Input rows:
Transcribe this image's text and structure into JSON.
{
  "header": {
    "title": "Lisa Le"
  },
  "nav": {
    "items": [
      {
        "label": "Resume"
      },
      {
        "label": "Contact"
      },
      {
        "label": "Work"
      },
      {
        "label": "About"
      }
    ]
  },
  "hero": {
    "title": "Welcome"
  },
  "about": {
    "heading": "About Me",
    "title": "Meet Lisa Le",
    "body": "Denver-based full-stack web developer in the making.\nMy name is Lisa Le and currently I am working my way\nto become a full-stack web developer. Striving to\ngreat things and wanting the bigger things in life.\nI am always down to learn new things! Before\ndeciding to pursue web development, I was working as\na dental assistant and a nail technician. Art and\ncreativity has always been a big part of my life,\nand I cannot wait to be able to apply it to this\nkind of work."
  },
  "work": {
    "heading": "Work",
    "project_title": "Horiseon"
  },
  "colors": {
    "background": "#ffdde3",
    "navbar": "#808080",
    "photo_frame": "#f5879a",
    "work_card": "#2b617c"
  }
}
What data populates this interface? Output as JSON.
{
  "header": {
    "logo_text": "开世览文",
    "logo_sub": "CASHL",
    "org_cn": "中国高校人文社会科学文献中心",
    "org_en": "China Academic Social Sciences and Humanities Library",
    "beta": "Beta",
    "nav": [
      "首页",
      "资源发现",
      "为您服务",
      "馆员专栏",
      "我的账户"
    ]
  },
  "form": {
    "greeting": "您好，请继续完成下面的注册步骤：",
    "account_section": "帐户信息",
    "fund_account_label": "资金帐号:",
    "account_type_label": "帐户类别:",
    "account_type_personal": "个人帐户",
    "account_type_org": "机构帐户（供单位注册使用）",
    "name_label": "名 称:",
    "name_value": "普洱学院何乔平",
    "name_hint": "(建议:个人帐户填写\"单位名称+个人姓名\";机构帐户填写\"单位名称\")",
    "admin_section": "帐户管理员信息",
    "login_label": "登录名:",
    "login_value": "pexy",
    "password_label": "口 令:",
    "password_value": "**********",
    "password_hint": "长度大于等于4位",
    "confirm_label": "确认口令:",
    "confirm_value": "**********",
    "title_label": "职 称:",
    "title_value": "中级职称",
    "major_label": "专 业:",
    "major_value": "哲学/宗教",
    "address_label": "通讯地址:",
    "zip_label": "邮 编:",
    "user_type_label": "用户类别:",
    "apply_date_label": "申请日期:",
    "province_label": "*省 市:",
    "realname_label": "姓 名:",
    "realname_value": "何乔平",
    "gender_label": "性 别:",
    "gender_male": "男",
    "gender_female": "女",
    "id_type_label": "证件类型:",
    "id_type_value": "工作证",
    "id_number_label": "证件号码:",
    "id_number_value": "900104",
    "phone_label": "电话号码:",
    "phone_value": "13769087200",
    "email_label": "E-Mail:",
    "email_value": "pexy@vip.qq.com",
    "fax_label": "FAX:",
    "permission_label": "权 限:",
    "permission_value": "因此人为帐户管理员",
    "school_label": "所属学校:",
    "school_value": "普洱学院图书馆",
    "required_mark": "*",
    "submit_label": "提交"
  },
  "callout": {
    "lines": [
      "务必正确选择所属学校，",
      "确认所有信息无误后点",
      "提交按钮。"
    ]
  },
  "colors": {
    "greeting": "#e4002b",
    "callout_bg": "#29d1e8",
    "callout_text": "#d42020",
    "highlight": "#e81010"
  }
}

Written task:
Retype the data in full and match it exactly.

Response for this exercise:
Transcribe this image's text and structure into JSON.
{
  "header": {
    "title": "Lisa Le"
  },
  "nav": {
    "items": [
      {
        "label": "Resume"
      },
      {
        "label": "Contact"
      },
      {
        "label": "Work"
      },
      {
        "label": "About"
      }
    ]
  },
  "hero": {
    "title": "Welcome"
  },
  "about": {
    "heading": "About Me",
    "title": "Meet Lisa Le",
    "body": "Denver-based full-stack web developer in the making.\nMy name is Lisa Le and currently I am working my way\nto become a full-stack web developer. Striving to\ngreat things and wanting the bigger things in life.\nI am always down to learn new things! Before\ndeciding to pursue web development, I was working as\na dental assistant and a nail technician. Art and\ncreativity has always been a big part of my life,\nand I cannot wait to be able to apply it to this\nkind of work."
  },
  "work": {
    "heading": "Work",
    "project_title": "Horiseon"
  },
  "colors": {
    "background": "#ffdde3",
    "navbar": "#808080",
    "photo_frame": "#f5879a",
    "work_card": "#2b617c"
  }
}
What data populates this interface? Output as JSON.
{
  "header": {
    "logo_text": "开世览文",
    "logo_sub": "CASHL",
    "org_cn": "中国高校人文社会科学文献中心",
    "org_en": "China Academic Social Sciences and Humanities Library",
    "beta": "Beta",
    "nav": [
      "首页",
      "资源发现",
      "为您服务",
      "馆员专栏",
      "我的账户"
    ]
  },
  "form": {
    "greeting": "您好，请继续完成下面的注册步骤：",
    "account_section": "帐户信息",
    "fund_account_label": "资金帐号:",
    "account_type_label": "帐户类别:",
    "account_type_personal": "个人帐户",
    "account_type_org": "机构帐户（供单位注册使用）",
    "name_label": "名 称:",
    "name_value": "普洱学院何乔平",
    "name_hint": "(建议:个人帐户填写\"单位名称+个人姓名\";机构帐户填写\"单位名称\")",
    "admin_section": "帐户管理员信息",
    "login_label": "登录名:",
    "login_value": "pexy",
    "password_label": "口 令:",
    "password_value": "**********",
    "password_hint": "长度大于等于4位",
    "confirm_label": "确认口令:",
    "confirm_value": "**********",
    "title_label": "职 称:",
    "title_value": "中级职称",
    "major_label": "专 业:",
    "major_value": "哲学/宗教",
    "address_label": "通讯地址:",
    "zip_label": "邮 编:",
    "user_type_label": "用户类别:",
    "apply_date_label": "申请日期:",
    "province_label": "*省 市:",
    "realname_label": "姓 名:",
    "realname_value": "何乔平",
    "gender_label": "性 别:",
    "gender_male": "男",
    "gender_female": "女",
    "id_type_label": "证件类型:",
    "id_type_value": "工作证",
    "id_number_label": "证件号码:",
    "id_number_value": "900104",
    "phone_label": "电话号码:",
    "phone_value": "13769087200",
    "email_label": "E-Mail:",
    "email_value": "pexy@vip.qq.com",
    "fax_label": "FAX:",
    "permission_label": "权 限:",
    "permission_value": "因此人为帐户管理员",
    "school_label": "所属学校:",
    "school_value": "普洱学院图书馆",
    "required_mark": "*",
    "submit_label": "提交"
  },
  "callout": {
    "lines": [
      "务必正确选择所属学校，",
      "确认所有信息无误后点",
      "提交按钮。"
    ]
  },
  "colors": {
    "greeting": "#e4002b",
    "callout_bg": "#29d1e8",
    "callout_text": "#d42020",
    "highlight": "#e81010"
  }
}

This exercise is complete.